■ GIVEN ENTRIES:
====
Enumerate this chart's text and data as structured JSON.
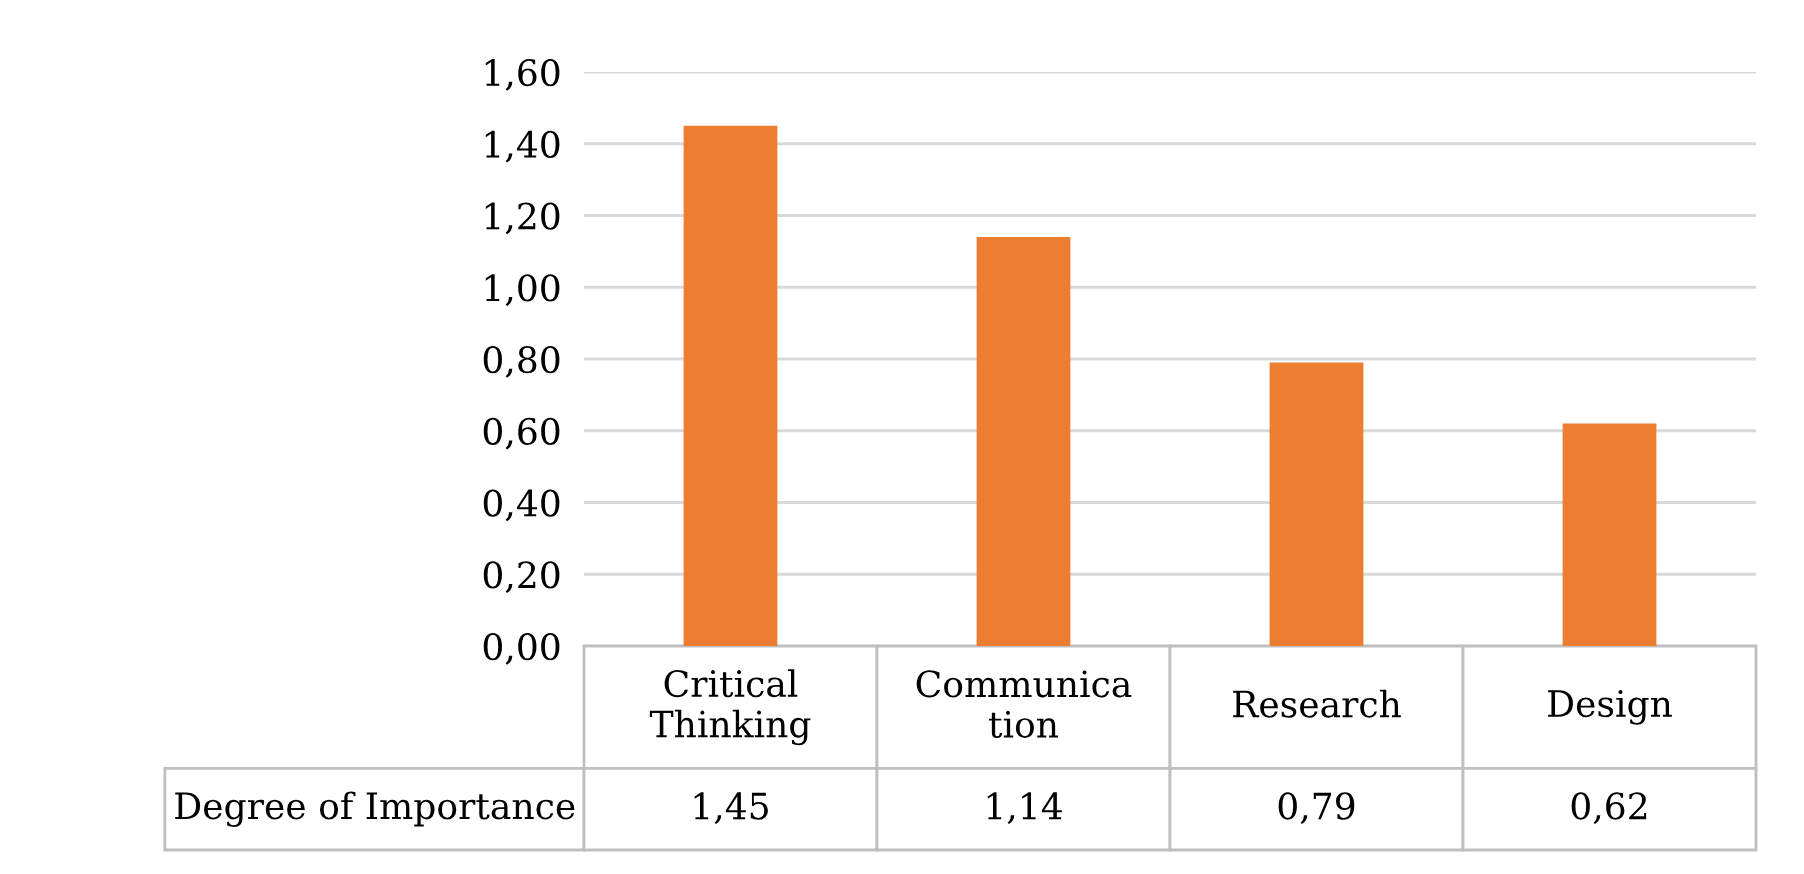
{
  "chart_data": {
    "type": "bar",
    "categories": [
      "Critical\nThinking",
      "Communica\ntion",
      "Research",
      "Design"
    ],
    "series": [
      {
        "name": "Degree of Importance",
        "color": "#ed7d31",
        "values": [
          1.45,
          1.14,
          0.79,
          0.62
        ],
        "value_labels": [
          "1,45",
          "1,14",
          "0,79",
          "0,62"
        ]
      }
    ],
    "ylim": [
      0,
      1.6
    ],
    "yticks": [
      {
        "value": 0,
        "label": "0,00"
      },
      {
        "value": 0.2,
        "label": "0,20"
      },
      {
        "value": 0.4,
        "label": "0,40"
      },
      {
        "value": 0.6,
        "label": "0,60"
      },
      {
        "value": 0.8,
        "label": "0,80"
      },
      {
        "value": 1.0,
        "label": "1,00"
      },
      {
        "value": 1.2,
        "label": "1,20"
      },
      {
        "value": 1.4,
        "label": "1,40"
      },
      {
        "value": 1.6,
        "label": "1,60"
      }
    ],
    "grid": "y",
    "legend": false
  }
}
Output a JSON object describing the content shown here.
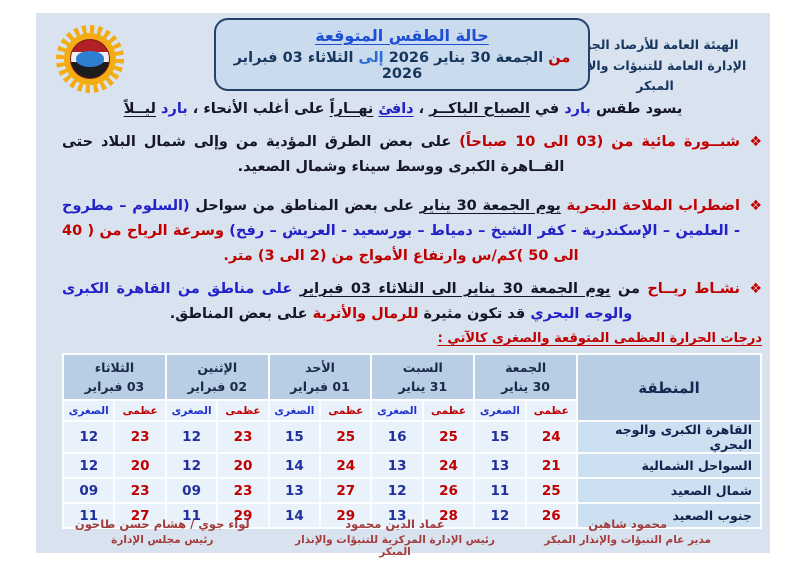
{
  "colors": {
    "accent_red": "#c00000",
    "accent_blue": "#2222c8",
    "navy": "#17365d",
    "panel_bg": "#d9e3f0",
    "table_header_bg": "#b9cde4",
    "signature_maroon": "#a33c3c"
  },
  "header": {
    "org_line1": "الهيئة العامة للأرصاد الجوية",
    "org_line2": "الإدارة العامة للتنبؤات والإنذار المبكر",
    "title": "حالة الطقس المتوقعة",
    "date_line": {
      "from_word": "من",
      "from_text": "الجمعة 30 يناير 2026",
      "to_word": "إلى",
      "to_text": "الثلاثاء 03 فبراير 2026"
    },
    "logo_icon": "sun-cloud-emblem"
  },
  "intro": {
    "segments": [
      {
        "t": "يسود طقس ",
        "c": "k"
      },
      {
        "t": "بارد",
        "c": "b"
      },
      {
        "t": " في ",
        "c": "k"
      },
      {
        "t": "الصباح الباكــر",
        "c": "k",
        "u": true
      },
      {
        "t": " ، ",
        "c": "k"
      },
      {
        "t": "دافئ",
        "c": "b",
        "u": true
      },
      {
        "t": " ",
        "c": "k"
      },
      {
        "t": "نهــاراً",
        "c": "k",
        "u": true
      },
      {
        "t": " على أغلب الأنحاء ، ",
        "c": "k"
      },
      {
        "t": "بارد",
        "c": "b"
      },
      {
        "t": " ",
        "c": "k"
      },
      {
        "t": "ليــلاً",
        "c": "k",
        "u": true
      }
    ]
  },
  "bullets": [
    {
      "glyph": "❖",
      "segments": [
        {
          "t": "شبــورة مائية من (03 الى 10 صباحاً)",
          "c": "r"
        },
        {
          "t": " على بعض الطرق المؤدية من وإلى شمال البلاد حتى القــاهرة الكبرى ووسط سيناء وشمال الصعيد.",
          "c": "k"
        }
      ]
    },
    {
      "glyph": "❖",
      "segments": [
        {
          "t": "اضطراب الملاحة البحرية ",
          "c": "r"
        },
        {
          "t": "يوم الجمعة 30 يناير",
          "c": "k",
          "u": true
        },
        {
          "t": " على بعض المناطق من سواحل ",
          "c": "k"
        },
        {
          "t": "(السلوم – مطروح - العلمين – الإسكندرية - كفر الشيخ – دمياط – بورسعيد - العريش – رفح)",
          "c": "b"
        },
        {
          "t": " وسرعة الرياح من ( 40 الى 50 )كم/س وارتفاع الأمواج من (2 الى 3) متر.",
          "c": "r"
        }
      ]
    },
    {
      "glyph": "❖",
      "segments": [
        {
          "t": "نشـاط ريــاح ",
          "c": "r"
        },
        {
          "t": "من ",
          "c": "k"
        },
        {
          "t": "يوم الجمعة 30 يناير الى الثلاثاء 03 فبراير",
          "c": "k",
          "u": true
        },
        {
          "t": " على مناطق من القاهرة الكبرى والوجه البحري ",
          "c": "b"
        },
        {
          "t": "قد تكون مثيرة ",
          "c": "k"
        },
        {
          "t": "للرمال والأتربة",
          "c": "r"
        },
        {
          "t": " على بعض المناطق.",
          "c": "k"
        }
      ]
    }
  ],
  "table_caption": "درجات الحرارة العظمى المتوقعة والصغرى كالآتي :",
  "table": {
    "region_header": "المنطقة",
    "max_label": "عظمى",
    "min_label": "الصغرى",
    "days": [
      {
        "name": "الجمعة",
        "date": "30 يناير"
      },
      {
        "name": "السبت",
        "date": "31 يناير"
      },
      {
        "name": "الأحد",
        "date": "01 فبراير"
      },
      {
        "name": "الإثنين",
        "date": "02 فبراير"
      },
      {
        "name": "الثلاثاء",
        "date": "03 فبراير"
      }
    ],
    "rows": [
      {
        "region": "القاهرة الكبرى والوجه البحري",
        "temps": [
          [
            "24",
            "15"
          ],
          [
            "25",
            "16"
          ],
          [
            "25",
            "15"
          ],
          [
            "23",
            "12"
          ],
          [
            "23",
            "12"
          ]
        ]
      },
      {
        "region": "السواحل الشمالية",
        "temps": [
          [
            "21",
            "13"
          ],
          [
            "24",
            "13"
          ],
          [
            "24",
            "14"
          ],
          [
            "20",
            "12"
          ],
          [
            "20",
            "12"
          ]
        ]
      },
      {
        "region": "شمال الصعيد",
        "temps": [
          [
            "25",
            "11"
          ],
          [
            "26",
            "12"
          ],
          [
            "27",
            "13"
          ],
          [
            "23",
            "09"
          ],
          [
            "23",
            "09"
          ]
        ]
      },
      {
        "region": "جنوب الصعيد",
        "temps": [
          [
            "26",
            "12"
          ],
          [
            "28",
            "13"
          ],
          [
            "29",
            "14"
          ],
          [
            "29",
            "11"
          ],
          [
            "27",
            "11"
          ]
        ]
      }
    ]
  },
  "signatures": [
    {
      "name": "محمود شاهين",
      "title": "مدير عام التنبؤات والإنذار المبكر"
    },
    {
      "name": "عماد الدين محمود",
      "title": "رئيس الإدارة المركزية للتنبؤات والإنذار المبكر"
    },
    {
      "name": "لواء جوي / هشام حسن طاحون",
      "title": "رئيس مجلس الإدارة"
    }
  ]
}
====
■ WHAT NEEDS TO BE DONE: Look through the records and gather every line containing "title".

■ OUTPUT FOR THIS TASK:
    "title": "حالة الطقس المتوقعة",
      "title": "مدير عام التنبؤات والإنذار المبكر"
      "title": "رئيس الإدارة المركزية للتنبؤات والإنذار المبكر"
      "title": "رئيس مجلس الإدارة"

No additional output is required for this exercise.